WHAT YOU WILL DO –
Go through the listing below and list every line with "label".

··· PROVIDED RECORDS ···

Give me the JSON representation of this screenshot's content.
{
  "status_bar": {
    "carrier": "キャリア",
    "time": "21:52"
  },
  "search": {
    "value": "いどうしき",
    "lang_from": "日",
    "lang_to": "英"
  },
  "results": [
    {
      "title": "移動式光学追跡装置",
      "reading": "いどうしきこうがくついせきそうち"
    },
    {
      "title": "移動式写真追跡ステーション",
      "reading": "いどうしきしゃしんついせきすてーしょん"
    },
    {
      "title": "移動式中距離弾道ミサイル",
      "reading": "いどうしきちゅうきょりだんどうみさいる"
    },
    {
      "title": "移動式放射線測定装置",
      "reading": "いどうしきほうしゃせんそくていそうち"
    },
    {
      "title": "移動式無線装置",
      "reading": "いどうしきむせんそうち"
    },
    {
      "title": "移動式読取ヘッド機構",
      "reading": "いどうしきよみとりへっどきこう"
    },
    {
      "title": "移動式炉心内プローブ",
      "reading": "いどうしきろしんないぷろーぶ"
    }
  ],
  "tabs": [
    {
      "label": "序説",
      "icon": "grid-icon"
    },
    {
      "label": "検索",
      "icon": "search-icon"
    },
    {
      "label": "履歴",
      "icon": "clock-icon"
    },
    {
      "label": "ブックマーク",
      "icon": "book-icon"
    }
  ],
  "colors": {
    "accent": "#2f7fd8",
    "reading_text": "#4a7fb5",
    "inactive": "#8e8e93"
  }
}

···

REPLY –
      "label": "序説",
      "label": "検索",
      "label": "履歴",
      "label": "ブックマーク",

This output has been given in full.